Required task: Write out every line of the rows below as a numbered list, skipping any blank lines and leaving out the pictures.

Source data
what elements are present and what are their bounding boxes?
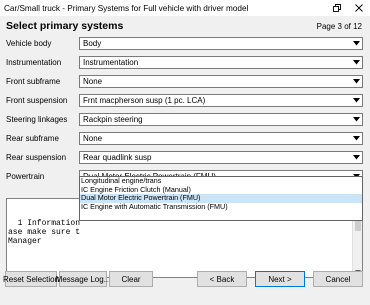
next-button[interactable]: Next > [255, 271, 305, 287]
page-heading: Select primary systems [6, 20, 124, 32]
combo-value: Body [83, 39, 102, 48]
combo-value: None [83, 77, 103, 86]
combo-value: Rear quadlink susp [83, 153, 152, 162]
window-title: Car/Small truck - Primary Systems for Fu… [4, 3, 249, 13]
chevron-down-icon[interactable] [351, 152, 362, 163]
chevron-down-icon[interactable] [351, 76, 362, 87]
reset-selection-button[interactable]: Reset Selection [3, 271, 59, 287]
combo-value: Instrumentation [83, 58, 139, 67]
rear-subframe-combo[interactable]: None [79, 132, 363, 145]
combo-value: None [83, 134, 103, 143]
message-log-button[interactable]: Message Log... [56, 271, 110, 287]
label-rear-subframe: Rear subframe [6, 134, 59, 143]
dropdown-option[interactable]: IC Engine with Automatic Transmission (F… [80, 202, 362, 212]
chevron-down-icon[interactable] [351, 114, 362, 125]
front-suspension-combo[interactable]: Frnt macpherson susp (1 pc. LCA) [79, 94, 363, 107]
log-line: 1 Information [8, 219, 81, 228]
clear-button[interactable]: Clear [109, 271, 153, 287]
steering-linkages-combo[interactable]: Rackpin steering [79, 113, 363, 126]
rear-suspension-combo[interactable]: Rear quadlink susp [79, 151, 363, 164]
page-indicator: Page 3 of 12 [316, 22, 362, 31]
chevron-down-icon[interactable] [351, 95, 362, 106]
back-button[interactable]: < Back [197, 271, 247, 287]
label-vehicle-body: Vehicle body [6, 39, 52, 48]
combo-value: Rackpin steering [83, 115, 143, 124]
label-powertrain: Powertrain [6, 172, 45, 181]
label-steering-linkages: Steering linkages [6, 115, 68, 124]
combo-value: Frnt macpherson susp (1 pc. LCA) [83, 96, 206, 105]
chevron-down-icon[interactable] [351, 57, 362, 68]
title-bar: Car/Small truck - Primary Systems for Fu… [0, 0, 370, 16]
chevron-down-icon[interactable] [351, 38, 362, 49]
log-line: Manager [8, 237, 42, 246]
powertrain-dropdown-list: Longitudinal engine/trans IC Engine Fric… [79, 176, 363, 221]
dialog-body: Select primary systems Page 3 of 12 Vehi… [0, 16, 370, 305]
vehicle-body-combo[interactable]: Body [79, 37, 363, 50]
log-line: ase make sure t [8, 228, 81, 237]
label-rear-suspension: Rear suspension [6, 153, 67, 162]
label-instrumentation: Instrumentation [6, 58, 62, 67]
label-front-subframe: Front subframe [6, 77, 61, 86]
cancel-button[interactable]: Cancel [313, 271, 363, 287]
label-front-suspension: Front suspension [6, 96, 68, 105]
instrumentation-combo[interactable]: Instrumentation [79, 56, 363, 69]
restore-icon[interactable] [326, 0, 348, 16]
close-icon[interactable] [348, 0, 370, 16]
front-subframe-combo[interactable]: None [79, 75, 363, 88]
chevron-down-icon[interactable] [351, 133, 362, 144]
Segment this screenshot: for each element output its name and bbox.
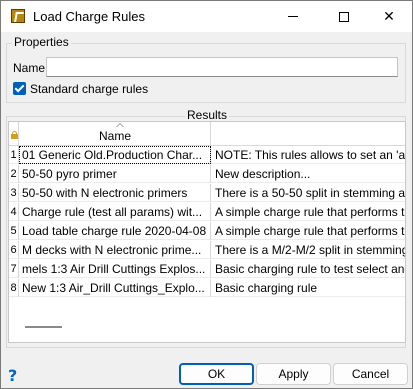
table-row[interactable]: 8 New 1:3 Air_Drill Cuttings_Explo... Basi…	[9, 279, 405, 297]
close-icon: ✕	[383, 8, 395, 24]
cell-description[interactable]: A simple charge rule that performs th	[212, 203, 405, 221]
row-number[interactable]: 3	[9, 184, 19, 202]
header-corner[interactable]	[9, 122, 19, 146]
row-number[interactable]: 5	[9, 222, 19, 240]
standard-rules-checkbox[interactable]	[13, 82, 26, 95]
table-row[interactable]: 5 Load table charge rule 2020-04-08 A simp…	[9, 222, 405, 240]
cell-name[interactable]: Charge rule (test all params) wit...	[19, 203, 211, 221]
sort-ascending-icon	[116, 123, 124, 127]
row-number[interactable]: 8	[9, 279, 19, 297]
horizontal-scrollbar[interactable]	[25, 326, 62, 328]
minimize-icon	[288, 16, 298, 17]
results-legend: Results	[185, 108, 230, 122]
table-row[interactable]: 6M decks with N electronic prime... There…	[9, 241, 405, 259]
row-number[interactable]: 4	[9, 203, 19, 221]
cancel-button[interactable]: Cancel	[333, 363, 408, 385]
name-label: Name	[13, 61, 46, 75]
column-header-name-label: Name	[98, 129, 131, 143]
title-bar[interactable]: Load Charge Rules ✕	[1, 1, 412, 32]
table-row[interactable]: 2 50-50 pyro primer New description...	[9, 165, 405, 183]
close-button[interactable]: ✕	[366, 1, 412, 32]
standard-rules-label[interactable]: Standard charge rules	[30, 82, 148, 96]
column-header-name[interactable]: Name	[19, 122, 211, 146]
cell-description[interactable]: Basic charging rule to test select and r	[212, 260, 405, 278]
lock-icon	[11, 131, 18, 139]
cell-name[interactable]: Load table charge rule 2020-04-08	[19, 222, 211, 240]
table-row[interactable]: 7 mels 1:3 Air Drill Cuttings Explos... Ba…	[9, 260, 405, 278]
cell-name[interactable]: New 1:3 Air_Drill Cuttings_Explo...	[19, 279, 211, 297]
cell-name[interactable]: M decks with N electronic prime...	[19, 241, 211, 259]
cell-name[interactable]: 50-50 pyro primer	[19, 165, 211, 183]
grid-header: Name	[9, 122, 405, 146]
name-input[interactable]	[46, 57, 398, 77]
apply-button[interactable]: Apply	[256, 363, 331, 385]
row-number[interactable]: 7	[9, 260, 19, 278]
cell-description[interactable]: NOTE: This rules allows to set an 'air' …	[212, 146, 405, 164]
cell-description[interactable]: There is a M/2-M/2 split in stemming	[212, 241, 405, 259]
row-number[interactable]: 2	[9, 165, 19, 183]
row-number[interactable]: 6	[9, 241, 19, 259]
maximize-icon	[339, 11, 349, 22]
cell-name[interactable]: 01 Generic Old.Production Char...	[19, 146, 211, 164]
cell-description[interactable]: There is a 50-50 split in stemming and	[212, 184, 405, 202]
cell-name[interactable]: mels 1:3 Air Drill Cuttings Explos...	[19, 260, 211, 278]
cell-name[interactable]: 50-50 with N electronic primers	[19, 184, 211, 202]
table-row[interactable]: 3 50-50 with N electronic primers There is…	[9, 184, 405, 202]
properties-legend: Properties	[12, 35, 71, 49]
cell-description[interactable]: Basic charging rule	[212, 279, 405, 297]
maximize-button[interactable]	[321, 1, 367, 32]
help-icon[interactable]: ?	[8, 366, 17, 385]
ok-button[interactable]: OK	[179, 363, 254, 385]
app-logo-icon	[11, 9, 25, 23]
column-header-description[interactable]	[212, 122, 405, 146]
window-title: Load Charge Rules	[33, 9, 146, 24]
cell-description[interactable]: A simple charge rule that performs th	[212, 222, 405, 240]
minimize-button[interactable]	[270, 1, 316, 32]
table-row[interactable]: 1 01 Generic Old.Production Char... NOTE: …	[9, 146, 405, 164]
table-row[interactable]: 4 Charge rule (test all params) wit... A s…	[9, 203, 405, 221]
cell-description[interactable]: New description...	[212, 165, 405, 183]
row-number[interactable]: 1	[9, 146, 19, 164]
results-grid[interactable]: Name 1 01 Generic Old.Production Char... N…	[8, 121, 406, 343]
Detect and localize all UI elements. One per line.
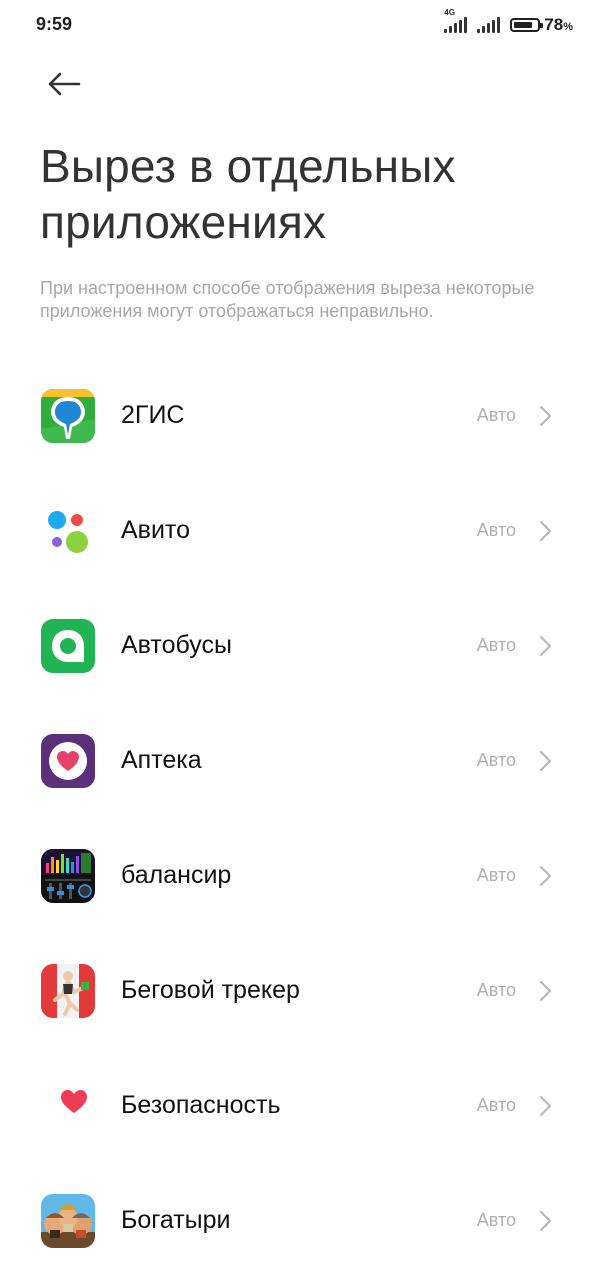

Reply to the exercise:
1. what elements are present and what are their bounding boxes?
2. next-button[interactable]: Next > [255, 271, 305, 287]
3. page-heading: Select primary systems [6, 20, 124, 32]
4. combo-value: Body [83, 39, 102, 48]
5. combo-value: None [83, 77, 103, 86]
6. combo-value: Rear quadlink susp [83, 153, 152, 162]
7. window-title: Car/Small truck - Primary Systems for Fu… [4, 3, 249, 13]
8. chevron-down-icon[interactable] [351, 152, 362, 163]
9. chevron-down-icon[interactable] [351, 76, 362, 87]
10. reset-selection-button[interactable]: Reset Selection [3, 271, 59, 287]
11. combo-value: Instrumentation [83, 58, 139, 67]
12. rear-subframe-combo[interactable]: None [79, 132, 363, 145]
13. combo-value: None [83, 134, 103, 143]
14. message-log-button[interactable]: Message Log... [56, 271, 110, 287]
15. label-rear-subframe: Rear subframe [6, 134, 59, 143]
16. dropdown-option[interactable]: IC Engine with Automatic Transmission (F… [80, 202, 362, 212]
17. chevron-down-icon[interactable] [351, 114, 362, 125]
18. front-suspension-combo[interactable]: Frnt macpherson susp (1 pc. LCA) [79, 94, 363, 107]
19. log-line: 1 Information [8, 219, 81, 228]
20. clear-button[interactable]: Clear [109, 271, 153, 287]
21. steering-linkages-combo[interactable]: Rackpin steering [79, 113, 363, 126]
22. rear-suspension-combo[interactable]: Rear quadlink susp [79, 151, 363, 164]
23. page-indicator: Page 3 of 12 [316, 22, 362, 31]
24. chevron-down-icon[interactable] [351, 95, 362, 106]
25. back-button[interactable]: < Back [197, 271, 247, 287]
26. label-vehicle-body: Vehicle body [6, 39, 52, 48]
27. combo-value: Rackpin steering [83, 115, 143, 124]
28. label-powertrain: Powertrain [6, 172, 45, 181]
29. label-steering-linkages: Steering linkages [6, 115, 68, 124]
30. combo-value: Frnt macpherson susp (1 pc. LCA) [83, 96, 206, 105]
31. chevron-down-icon[interactable] [351, 57, 362, 68]
32. title-bar: Car/Small truck - Primary Systems for Fu… [0, 0, 370, 16]
33. chevron-down-icon[interactable] [351, 38, 362, 49]
34. log-line: Manager [8, 237, 42, 246]
35. powertrain-dropdown-list: Longitudinal engine/trans IC Engine Fric… [79, 176, 363, 221]
36. dialog-body: Select primary systems Page 3 of 12 Vehi… [0, 16, 370, 305]
37. vehicle-body-combo[interactable]: Body [79, 37, 363, 50]
38. log-line: ase make sure t [8, 228, 81, 237]
39. label-rear-suspension: Rear suspension [6, 153, 67, 162]
40. label-instrumentation: Instrumentation [6, 58, 62, 67]
41. label-front-subframe: Front subframe [6, 77, 61, 86]
42. cancel-button[interactable]: Cancel [313, 271, 363, 287]
43. label-front-suspension: Front suspension [6, 96, 68, 105]
44. instrumentation-combo[interactable]: Instrumentation [79, 56, 363, 69]
45. restore-icon[interactable] [326, 0, 348, 16]
46. close-icon[interactable] [348, 0, 370, 16]
47. front-subframe-combo[interactable]: None [79, 75, 363, 88]
48. chevron-down-icon[interactable] [351, 133, 362, 144]
49. Segment this screenshot: for each element output its name and bbox.
50. table-row[interactable]: 8 New 1:3 Air_Drill Cuttings_Explo... Basi…	[9, 279, 405, 297]
51. close-icon: ✕	[383, 8, 395, 24]
52. cell-description[interactable]: A simple charge rule that performs th	[212, 203, 405, 221]
53. row-number[interactable]: 3	[9, 184, 19, 202]
54. header-corner[interactable]	[9, 122, 19, 146]
55. row-number[interactable]: 5	[9, 222, 19, 240]
56. standard-rules-checkbox[interactable]	[13, 82, 26, 95]
57. table-row[interactable]: 5 Load table charge rule 2020-04-08 A simp…	[9, 222, 405, 240]
58. cell-name[interactable]: Charge rule (test all params) wit...	[19, 203, 211, 221]
59. sort-ascending-icon	[116, 123, 124, 127]
60. row-number[interactable]: 8	[9, 279, 19, 297]
61. horizontal-scrollbar[interactable]	[25, 326, 62, 328]
62. minimize-icon	[288, 16, 298, 17]
63. results-legend: Results	[185, 108, 230, 122]
64. table-row[interactable]: 6M decks with N electronic prime... There…	[9, 241, 405, 259]
65. row-number[interactable]: 4	[9, 203, 19, 221]
66. cancel-button[interactable]: Cancel	[333, 363, 408, 385]
67. name-label: Name	[13, 61, 46, 75]
68. column-header-name-label: Name	[98, 129, 131, 143]
69. title-bar[interactable]: Load Charge Rules ✕	[1, 1, 412, 32]
70. table-row[interactable]: 2 50-50 pyro primer New description...	[9, 165, 405, 183]
71. close-button[interactable]: ✕	[366, 1, 412, 32]
72. standard-rules-label[interactable]: Standard charge rules	[30, 82, 148, 96]
73. column-header-name[interactable]: Name	[19, 122, 211, 146]
74. cell-description[interactable]: Basic charging rule to test select and r	[212, 260, 405, 278]
75. lock-icon	[11, 131, 18, 139]
76. cell-name[interactable]: Load table charge rule 2020-04-08	[19, 222, 211, 240]
77. table-row[interactable]: 7 mels 1:3 Air Drill Cuttings Explos... Ba…	[9, 260, 405, 278]
78. cell-name[interactable]: New 1:3 Air_Drill Cuttings_Explo...	[19, 279, 211, 297]
79. cell-name[interactable]: M decks with N electronic prime...	[19, 241, 211, 259]
80. cell-name[interactable]: 50-50 pyro primer	[19, 165, 211, 183]
81. grid-header: Name	[9, 122, 405, 146]
82. name-input[interactable]	[46, 57, 398, 77]
83. apply-button[interactable]: Apply	[256, 363, 331, 385]
84. row-number[interactable]: 7	[9, 260, 19, 278]
85. cell-description[interactable]: NOTE: This rules allows to set an 'air' …	[212, 146, 405, 164]
86. cell-description[interactable]: There is a M/2-M/2 split in stemming	[212, 241, 405, 259]
87. row-number[interactable]: 2	[9, 165, 19, 183]
88. row-number[interactable]: 6	[9, 241, 19, 259]
89. maximize-icon	[339, 11, 349, 22]
90. cell-name[interactable]: 01 Generic Old.Production Char...	[19, 146, 211, 164]
91. cell-description[interactable]: There is a 50-50 split in stemming and	[212, 184, 405, 202]
92. cell-name[interactable]: mels 1:3 Air Drill Cuttings Explos...	[19, 260, 211, 278]
93. cell-name[interactable]: 50-50 with N electronic primers	[19, 184, 211, 202]
94. table-row[interactable]: 3 50-50 with N electronic primers There is…	[9, 184, 405, 202]
95. properties-legend: Properties	[12, 35, 71, 49]
96. cell-description[interactable]: Basic charging rule	[212, 279, 405, 297]
97. maximize-button[interactable]	[321, 1, 367, 32]
98. help-icon[interactable]: ?	[8, 366, 17, 385]
99. ok-button[interactable]: OK	[179, 363, 254, 385]
100. app-logo-icon	[11, 9, 25, 23]
101. column-header-description[interactable]	[212, 122, 405, 146]
102. window-title: Load Charge Rules	[33, 9, 146, 24]
103. cell-description[interactable]: A simple charge rule that performs th	[212, 222, 405, 240]
104. minimize-button[interactable]	[270, 1, 316, 32]
105. table-row[interactable]: 1 01 Generic Old.Production Char... NOTE: …	[9, 146, 405, 164]
106. table-row[interactable]: 4 Charge rule (test all params) wit... A s…	[9, 203, 405, 221]
107. cell-description[interactable]: New description...	[212, 165, 405, 183]
108. row-number[interactable]: 1	[9, 146, 19, 164]
109. results-grid[interactable]: Name 1 01 Generic Old.Production Char... N…	[8, 121, 406, 343]
110. Detect and localize all UI elements. One per line.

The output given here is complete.